◆ Objective
Change "Keep notes" to "Save notes" in the lines from the start of the rows through the line containing "- staticText: Contacts: [374, 103, 452, 129]", inclusive, and give those lines again with everything else left as it is.

Region boundary data
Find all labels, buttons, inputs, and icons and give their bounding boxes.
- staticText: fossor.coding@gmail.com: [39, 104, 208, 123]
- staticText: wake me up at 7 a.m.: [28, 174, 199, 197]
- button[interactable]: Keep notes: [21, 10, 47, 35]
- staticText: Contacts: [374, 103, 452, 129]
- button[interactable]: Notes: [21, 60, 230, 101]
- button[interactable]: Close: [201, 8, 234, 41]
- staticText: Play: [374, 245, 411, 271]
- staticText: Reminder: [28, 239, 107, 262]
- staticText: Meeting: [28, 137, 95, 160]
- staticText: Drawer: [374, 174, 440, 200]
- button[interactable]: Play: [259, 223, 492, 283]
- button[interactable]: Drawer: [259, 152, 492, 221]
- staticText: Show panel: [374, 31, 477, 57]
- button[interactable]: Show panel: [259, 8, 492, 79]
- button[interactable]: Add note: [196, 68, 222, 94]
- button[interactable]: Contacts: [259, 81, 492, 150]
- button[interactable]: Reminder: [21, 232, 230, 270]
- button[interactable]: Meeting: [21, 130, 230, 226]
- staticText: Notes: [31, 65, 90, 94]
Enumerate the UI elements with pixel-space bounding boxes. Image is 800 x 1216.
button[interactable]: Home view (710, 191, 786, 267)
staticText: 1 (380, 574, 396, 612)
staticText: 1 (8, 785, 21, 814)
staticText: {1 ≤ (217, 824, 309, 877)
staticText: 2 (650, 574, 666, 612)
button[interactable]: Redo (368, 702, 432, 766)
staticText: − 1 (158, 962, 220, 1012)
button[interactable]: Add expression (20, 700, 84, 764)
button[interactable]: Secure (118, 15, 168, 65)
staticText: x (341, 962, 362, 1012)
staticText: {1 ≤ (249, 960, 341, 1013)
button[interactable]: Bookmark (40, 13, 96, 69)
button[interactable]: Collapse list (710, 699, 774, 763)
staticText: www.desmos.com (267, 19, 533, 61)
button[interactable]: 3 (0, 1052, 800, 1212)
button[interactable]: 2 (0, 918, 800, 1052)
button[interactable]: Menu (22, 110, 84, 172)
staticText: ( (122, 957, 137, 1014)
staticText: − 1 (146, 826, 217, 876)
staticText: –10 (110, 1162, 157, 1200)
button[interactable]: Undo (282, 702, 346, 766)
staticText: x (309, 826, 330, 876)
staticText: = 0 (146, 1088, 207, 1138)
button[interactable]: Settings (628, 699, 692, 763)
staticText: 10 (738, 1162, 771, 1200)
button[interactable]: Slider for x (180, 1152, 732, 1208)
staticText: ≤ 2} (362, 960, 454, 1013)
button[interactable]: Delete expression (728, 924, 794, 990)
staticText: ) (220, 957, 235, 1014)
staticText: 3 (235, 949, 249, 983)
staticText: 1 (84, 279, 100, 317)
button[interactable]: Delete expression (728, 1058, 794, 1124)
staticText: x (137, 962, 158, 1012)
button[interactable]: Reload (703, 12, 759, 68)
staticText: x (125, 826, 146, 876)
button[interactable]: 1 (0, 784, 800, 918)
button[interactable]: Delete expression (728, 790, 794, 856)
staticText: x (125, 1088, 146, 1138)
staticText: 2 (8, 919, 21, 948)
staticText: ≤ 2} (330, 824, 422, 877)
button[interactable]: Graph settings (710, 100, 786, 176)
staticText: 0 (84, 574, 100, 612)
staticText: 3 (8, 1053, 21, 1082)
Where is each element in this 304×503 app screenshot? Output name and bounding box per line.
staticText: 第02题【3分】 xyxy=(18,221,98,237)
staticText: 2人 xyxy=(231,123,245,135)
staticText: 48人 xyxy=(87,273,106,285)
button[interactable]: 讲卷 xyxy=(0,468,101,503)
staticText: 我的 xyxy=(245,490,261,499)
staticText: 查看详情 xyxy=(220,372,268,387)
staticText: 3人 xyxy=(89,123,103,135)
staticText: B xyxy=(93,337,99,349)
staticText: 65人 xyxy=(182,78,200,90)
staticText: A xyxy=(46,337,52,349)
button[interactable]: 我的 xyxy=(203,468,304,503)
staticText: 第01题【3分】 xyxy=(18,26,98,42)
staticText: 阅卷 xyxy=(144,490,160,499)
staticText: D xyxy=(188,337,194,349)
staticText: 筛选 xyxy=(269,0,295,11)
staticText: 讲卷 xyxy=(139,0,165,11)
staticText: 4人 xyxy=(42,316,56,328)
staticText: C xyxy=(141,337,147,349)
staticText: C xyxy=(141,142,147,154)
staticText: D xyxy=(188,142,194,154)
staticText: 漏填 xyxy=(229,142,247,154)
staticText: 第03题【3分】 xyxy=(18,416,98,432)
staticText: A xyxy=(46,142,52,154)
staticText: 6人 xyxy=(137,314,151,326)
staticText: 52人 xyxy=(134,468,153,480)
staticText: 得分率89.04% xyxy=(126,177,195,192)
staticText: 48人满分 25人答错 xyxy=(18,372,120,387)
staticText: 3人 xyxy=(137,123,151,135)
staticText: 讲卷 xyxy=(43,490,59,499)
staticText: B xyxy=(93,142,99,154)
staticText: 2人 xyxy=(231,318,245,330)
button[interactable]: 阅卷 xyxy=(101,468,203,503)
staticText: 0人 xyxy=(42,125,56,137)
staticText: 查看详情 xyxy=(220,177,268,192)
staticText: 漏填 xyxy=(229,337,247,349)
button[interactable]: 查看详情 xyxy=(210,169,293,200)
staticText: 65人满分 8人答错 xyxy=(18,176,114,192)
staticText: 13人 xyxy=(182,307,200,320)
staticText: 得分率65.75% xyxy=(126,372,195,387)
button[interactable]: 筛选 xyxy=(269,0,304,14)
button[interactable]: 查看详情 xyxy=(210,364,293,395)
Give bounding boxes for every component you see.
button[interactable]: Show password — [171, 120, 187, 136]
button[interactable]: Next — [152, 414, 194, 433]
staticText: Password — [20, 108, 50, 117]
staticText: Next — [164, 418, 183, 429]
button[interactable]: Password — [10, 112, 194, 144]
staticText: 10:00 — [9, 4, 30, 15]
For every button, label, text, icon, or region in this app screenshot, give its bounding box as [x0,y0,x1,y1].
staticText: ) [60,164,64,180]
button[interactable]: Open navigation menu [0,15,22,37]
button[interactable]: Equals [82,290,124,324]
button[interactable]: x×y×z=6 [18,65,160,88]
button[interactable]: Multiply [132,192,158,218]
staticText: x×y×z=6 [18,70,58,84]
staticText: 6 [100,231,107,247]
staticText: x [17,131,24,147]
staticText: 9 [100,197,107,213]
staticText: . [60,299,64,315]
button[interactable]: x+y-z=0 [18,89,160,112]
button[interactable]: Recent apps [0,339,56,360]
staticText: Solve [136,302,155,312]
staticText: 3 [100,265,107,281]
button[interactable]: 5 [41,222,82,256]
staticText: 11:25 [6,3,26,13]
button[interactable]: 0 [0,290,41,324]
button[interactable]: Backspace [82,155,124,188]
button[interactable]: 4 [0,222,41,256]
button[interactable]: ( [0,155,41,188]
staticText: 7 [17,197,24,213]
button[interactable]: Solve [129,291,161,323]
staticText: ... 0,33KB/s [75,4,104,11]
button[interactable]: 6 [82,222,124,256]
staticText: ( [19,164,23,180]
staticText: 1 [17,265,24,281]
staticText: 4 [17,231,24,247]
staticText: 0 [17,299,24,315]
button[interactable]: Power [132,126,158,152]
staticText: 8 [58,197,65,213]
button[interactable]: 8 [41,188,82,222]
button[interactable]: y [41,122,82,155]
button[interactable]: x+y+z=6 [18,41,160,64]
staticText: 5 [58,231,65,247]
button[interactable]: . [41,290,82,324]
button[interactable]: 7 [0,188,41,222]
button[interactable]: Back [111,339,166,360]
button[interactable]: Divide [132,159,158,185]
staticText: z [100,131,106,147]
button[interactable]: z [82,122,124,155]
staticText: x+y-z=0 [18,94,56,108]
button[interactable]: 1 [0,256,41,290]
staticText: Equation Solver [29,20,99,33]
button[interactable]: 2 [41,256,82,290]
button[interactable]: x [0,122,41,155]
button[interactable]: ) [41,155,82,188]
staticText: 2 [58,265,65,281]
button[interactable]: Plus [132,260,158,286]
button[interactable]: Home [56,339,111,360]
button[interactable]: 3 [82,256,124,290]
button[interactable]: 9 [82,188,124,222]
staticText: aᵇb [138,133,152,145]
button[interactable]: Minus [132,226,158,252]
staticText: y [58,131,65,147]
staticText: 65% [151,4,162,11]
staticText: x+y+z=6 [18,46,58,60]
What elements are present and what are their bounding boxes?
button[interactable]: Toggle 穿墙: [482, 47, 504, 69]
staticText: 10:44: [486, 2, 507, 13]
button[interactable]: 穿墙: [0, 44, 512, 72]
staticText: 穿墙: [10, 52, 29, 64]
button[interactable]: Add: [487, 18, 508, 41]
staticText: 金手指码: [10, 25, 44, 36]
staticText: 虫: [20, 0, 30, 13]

◆ Output of the exercise
Find all labels, buttons, inputs, and icons and give their bounding boxes.
- staticText: fossor.coding@gmail.com: [39, 104, 208, 123]
- staticText: wake me up at 7 a.m.: [28, 174, 199, 197]
- button[interactable]: Save notes: [21, 10, 47, 35]
- staticText: Contacts: [374, 103, 452, 129]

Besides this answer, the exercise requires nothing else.